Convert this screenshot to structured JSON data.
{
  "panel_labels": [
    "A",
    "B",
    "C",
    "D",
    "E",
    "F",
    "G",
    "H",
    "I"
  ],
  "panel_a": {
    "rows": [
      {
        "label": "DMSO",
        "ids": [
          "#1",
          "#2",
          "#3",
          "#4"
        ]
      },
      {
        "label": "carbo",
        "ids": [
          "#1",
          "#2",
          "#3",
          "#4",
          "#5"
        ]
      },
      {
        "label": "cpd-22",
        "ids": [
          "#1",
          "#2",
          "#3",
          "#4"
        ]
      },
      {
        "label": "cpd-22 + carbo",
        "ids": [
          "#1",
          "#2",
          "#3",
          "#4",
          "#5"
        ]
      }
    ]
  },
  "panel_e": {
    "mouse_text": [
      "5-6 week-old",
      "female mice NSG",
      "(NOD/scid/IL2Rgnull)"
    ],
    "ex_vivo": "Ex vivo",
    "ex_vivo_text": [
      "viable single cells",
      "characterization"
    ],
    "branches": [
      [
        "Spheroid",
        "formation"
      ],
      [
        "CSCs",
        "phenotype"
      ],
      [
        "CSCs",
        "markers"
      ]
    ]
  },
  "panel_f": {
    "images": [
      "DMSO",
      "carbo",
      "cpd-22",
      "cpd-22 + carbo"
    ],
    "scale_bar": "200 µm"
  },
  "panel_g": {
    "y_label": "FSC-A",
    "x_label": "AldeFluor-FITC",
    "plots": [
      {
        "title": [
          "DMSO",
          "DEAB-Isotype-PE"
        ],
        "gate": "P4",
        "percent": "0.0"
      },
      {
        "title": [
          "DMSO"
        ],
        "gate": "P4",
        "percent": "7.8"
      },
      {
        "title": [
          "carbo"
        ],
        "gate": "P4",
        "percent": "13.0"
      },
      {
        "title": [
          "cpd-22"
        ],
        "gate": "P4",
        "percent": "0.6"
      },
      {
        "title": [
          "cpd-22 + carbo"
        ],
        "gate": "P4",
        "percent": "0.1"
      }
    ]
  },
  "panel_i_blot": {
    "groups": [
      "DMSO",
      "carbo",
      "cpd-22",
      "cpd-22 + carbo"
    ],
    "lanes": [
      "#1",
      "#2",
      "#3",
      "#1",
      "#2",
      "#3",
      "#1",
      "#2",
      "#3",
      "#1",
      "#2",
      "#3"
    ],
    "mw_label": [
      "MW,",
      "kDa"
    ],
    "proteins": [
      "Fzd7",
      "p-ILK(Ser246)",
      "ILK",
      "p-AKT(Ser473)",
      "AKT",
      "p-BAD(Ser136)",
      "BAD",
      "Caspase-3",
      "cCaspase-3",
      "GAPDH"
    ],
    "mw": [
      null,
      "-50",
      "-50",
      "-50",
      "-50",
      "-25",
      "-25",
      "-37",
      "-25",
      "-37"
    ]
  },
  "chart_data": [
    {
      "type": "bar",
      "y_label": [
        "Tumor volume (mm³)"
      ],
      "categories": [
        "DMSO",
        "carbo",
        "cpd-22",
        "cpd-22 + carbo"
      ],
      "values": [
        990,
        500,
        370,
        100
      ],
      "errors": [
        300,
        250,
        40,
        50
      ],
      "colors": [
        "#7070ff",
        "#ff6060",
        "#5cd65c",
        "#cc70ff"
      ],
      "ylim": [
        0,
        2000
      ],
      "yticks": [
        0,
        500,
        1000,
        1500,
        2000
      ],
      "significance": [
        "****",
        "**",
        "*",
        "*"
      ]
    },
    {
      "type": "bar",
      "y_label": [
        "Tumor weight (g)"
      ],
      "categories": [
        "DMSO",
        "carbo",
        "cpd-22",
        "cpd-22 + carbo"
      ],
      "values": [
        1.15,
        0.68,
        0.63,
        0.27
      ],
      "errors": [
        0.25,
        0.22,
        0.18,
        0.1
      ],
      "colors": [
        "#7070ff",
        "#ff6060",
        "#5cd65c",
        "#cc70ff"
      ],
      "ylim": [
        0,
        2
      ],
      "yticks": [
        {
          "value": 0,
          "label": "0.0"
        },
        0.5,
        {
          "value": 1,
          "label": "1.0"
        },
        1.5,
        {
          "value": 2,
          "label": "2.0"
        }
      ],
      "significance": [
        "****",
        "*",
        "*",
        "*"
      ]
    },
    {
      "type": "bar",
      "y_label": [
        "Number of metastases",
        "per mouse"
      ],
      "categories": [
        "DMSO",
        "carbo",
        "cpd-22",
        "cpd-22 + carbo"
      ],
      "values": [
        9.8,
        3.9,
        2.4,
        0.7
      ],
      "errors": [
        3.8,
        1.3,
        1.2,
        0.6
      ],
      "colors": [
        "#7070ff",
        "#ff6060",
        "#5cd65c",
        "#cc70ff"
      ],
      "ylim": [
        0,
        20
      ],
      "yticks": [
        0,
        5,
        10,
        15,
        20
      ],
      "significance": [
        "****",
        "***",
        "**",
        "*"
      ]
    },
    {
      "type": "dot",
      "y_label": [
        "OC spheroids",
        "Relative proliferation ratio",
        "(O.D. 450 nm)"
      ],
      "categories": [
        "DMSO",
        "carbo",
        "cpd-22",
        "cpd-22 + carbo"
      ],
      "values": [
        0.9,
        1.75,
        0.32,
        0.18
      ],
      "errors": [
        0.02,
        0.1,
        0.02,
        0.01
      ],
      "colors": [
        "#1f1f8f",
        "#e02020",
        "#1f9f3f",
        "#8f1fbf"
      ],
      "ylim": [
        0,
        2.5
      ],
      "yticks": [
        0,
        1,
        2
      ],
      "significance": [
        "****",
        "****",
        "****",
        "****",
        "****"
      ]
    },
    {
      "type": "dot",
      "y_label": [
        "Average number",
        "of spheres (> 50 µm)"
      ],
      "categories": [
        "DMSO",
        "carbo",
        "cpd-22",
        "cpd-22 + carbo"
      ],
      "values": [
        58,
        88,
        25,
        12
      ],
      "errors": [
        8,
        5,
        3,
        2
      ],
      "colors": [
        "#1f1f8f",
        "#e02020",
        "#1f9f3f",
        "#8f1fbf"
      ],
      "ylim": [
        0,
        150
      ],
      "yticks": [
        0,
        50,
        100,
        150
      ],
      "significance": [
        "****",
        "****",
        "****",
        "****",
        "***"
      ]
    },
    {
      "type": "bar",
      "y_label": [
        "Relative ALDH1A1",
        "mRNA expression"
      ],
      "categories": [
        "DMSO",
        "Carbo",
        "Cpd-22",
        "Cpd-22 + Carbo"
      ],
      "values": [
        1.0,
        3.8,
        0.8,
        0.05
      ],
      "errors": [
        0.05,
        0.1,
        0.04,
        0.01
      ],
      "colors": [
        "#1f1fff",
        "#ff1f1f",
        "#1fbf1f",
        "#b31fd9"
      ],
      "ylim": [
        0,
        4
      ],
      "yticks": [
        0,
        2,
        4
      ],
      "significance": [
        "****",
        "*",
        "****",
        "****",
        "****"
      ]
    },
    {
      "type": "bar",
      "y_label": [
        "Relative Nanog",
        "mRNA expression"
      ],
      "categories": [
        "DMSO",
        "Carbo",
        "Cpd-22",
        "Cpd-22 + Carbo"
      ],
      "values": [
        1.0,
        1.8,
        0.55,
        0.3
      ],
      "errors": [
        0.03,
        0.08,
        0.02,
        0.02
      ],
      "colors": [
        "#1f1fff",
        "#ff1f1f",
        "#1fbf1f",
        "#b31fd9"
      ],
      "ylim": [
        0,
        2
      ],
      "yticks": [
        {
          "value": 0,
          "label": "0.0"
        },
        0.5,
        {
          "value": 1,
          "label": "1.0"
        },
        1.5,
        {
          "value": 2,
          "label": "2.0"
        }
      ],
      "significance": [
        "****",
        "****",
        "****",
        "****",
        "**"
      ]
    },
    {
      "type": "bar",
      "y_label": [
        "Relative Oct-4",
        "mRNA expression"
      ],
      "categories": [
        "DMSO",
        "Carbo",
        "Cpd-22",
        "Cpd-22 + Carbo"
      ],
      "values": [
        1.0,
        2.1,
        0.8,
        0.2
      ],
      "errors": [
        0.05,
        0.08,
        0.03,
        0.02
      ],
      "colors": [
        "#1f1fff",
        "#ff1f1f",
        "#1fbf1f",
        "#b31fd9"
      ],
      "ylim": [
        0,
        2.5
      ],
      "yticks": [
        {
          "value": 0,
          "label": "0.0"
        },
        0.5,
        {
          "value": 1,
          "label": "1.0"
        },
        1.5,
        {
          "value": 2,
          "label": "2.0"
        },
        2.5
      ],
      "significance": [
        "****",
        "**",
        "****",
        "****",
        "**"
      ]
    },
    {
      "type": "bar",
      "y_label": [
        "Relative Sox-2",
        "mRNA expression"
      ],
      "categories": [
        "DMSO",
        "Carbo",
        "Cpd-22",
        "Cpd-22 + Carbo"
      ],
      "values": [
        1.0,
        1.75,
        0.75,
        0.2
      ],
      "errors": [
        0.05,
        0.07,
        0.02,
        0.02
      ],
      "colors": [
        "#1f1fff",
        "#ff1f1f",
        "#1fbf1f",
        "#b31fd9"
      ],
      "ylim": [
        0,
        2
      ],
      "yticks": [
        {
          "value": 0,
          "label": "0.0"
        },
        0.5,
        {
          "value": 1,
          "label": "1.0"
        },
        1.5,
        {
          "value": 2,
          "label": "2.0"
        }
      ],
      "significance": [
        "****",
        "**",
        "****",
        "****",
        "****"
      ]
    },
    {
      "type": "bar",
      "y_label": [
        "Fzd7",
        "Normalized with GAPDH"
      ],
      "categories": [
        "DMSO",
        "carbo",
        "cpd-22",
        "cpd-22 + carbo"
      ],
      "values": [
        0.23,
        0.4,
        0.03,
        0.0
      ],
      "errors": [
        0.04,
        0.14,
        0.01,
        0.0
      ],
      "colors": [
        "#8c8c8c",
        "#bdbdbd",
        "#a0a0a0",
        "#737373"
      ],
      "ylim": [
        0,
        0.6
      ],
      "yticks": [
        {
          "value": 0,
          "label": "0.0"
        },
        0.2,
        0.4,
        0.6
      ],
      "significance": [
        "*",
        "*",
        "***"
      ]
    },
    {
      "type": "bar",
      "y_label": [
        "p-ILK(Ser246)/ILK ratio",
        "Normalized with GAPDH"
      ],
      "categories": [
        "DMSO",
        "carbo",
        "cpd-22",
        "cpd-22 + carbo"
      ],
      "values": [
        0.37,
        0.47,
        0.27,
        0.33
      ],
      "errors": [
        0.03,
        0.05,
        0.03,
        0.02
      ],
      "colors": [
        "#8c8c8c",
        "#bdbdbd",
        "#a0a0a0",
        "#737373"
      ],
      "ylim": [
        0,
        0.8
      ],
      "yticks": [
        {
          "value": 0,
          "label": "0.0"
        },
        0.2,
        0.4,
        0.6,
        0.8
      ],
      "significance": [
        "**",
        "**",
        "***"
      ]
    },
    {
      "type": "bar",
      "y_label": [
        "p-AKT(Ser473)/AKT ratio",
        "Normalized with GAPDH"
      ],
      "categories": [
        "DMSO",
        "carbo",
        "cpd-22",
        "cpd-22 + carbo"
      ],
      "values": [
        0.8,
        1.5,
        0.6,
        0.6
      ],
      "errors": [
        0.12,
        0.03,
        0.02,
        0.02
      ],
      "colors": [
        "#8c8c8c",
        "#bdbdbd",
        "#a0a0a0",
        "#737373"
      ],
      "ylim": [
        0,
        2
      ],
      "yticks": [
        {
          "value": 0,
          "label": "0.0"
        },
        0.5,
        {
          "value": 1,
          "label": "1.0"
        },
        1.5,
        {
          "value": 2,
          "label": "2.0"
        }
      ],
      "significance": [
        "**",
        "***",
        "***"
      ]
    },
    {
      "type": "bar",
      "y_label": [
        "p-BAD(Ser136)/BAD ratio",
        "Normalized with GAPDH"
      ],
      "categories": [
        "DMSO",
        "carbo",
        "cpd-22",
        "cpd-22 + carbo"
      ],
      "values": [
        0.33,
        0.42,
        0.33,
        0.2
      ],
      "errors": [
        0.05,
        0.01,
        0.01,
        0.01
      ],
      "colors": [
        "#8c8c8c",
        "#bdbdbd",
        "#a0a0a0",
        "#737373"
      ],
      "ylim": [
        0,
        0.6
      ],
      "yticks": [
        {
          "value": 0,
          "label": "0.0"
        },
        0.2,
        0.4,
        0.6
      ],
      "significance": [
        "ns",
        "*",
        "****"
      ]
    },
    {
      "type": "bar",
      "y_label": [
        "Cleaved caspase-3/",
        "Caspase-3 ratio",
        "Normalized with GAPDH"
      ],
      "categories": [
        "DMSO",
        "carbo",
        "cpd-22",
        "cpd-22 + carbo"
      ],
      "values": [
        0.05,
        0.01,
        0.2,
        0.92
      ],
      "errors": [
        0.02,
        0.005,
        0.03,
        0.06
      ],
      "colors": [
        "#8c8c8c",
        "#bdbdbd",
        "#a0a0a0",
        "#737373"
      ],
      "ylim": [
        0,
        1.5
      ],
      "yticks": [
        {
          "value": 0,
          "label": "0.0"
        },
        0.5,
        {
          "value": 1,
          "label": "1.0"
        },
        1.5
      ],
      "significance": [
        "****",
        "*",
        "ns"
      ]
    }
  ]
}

*TASK GOAL:* Search the listing above for "percent" and copy every line that holds it.

*OUTPUT FOR THIS TASK:*
        "percent": "0.0"
        "percent": "7.8"
        "percent": "13.0"
        "percent": "0.6"
        "percent": "0.1"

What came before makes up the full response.